# start of Input material

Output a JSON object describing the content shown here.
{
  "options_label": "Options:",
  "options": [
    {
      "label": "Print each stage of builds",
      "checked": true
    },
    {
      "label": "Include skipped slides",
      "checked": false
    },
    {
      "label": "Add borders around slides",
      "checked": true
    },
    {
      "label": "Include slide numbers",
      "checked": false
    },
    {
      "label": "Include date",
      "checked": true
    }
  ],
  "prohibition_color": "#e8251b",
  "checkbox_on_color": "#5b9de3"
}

# end of Input material

Problem to work on: Each entry above needs to be retyped exactly.

Answer in full:
Output a JSON object describing the content shown here.
{
  "options_label": "Options:",
  "options": [
    {
      "label": "Print each stage of builds",
      "checked": true
    },
    {
      "label": "Include skipped slides",
      "checked": false
    },
    {
      "label": "Add borders around slides",
      "checked": true
    },
    {
      "label": "Include slide numbers",
      "checked": false
    },
    {
      "label": "Include date",
      "checked": true
    }
  ],
  "prohibition_color": "#e8251b",
  "checkbox_on_color": "#5b9de3"
}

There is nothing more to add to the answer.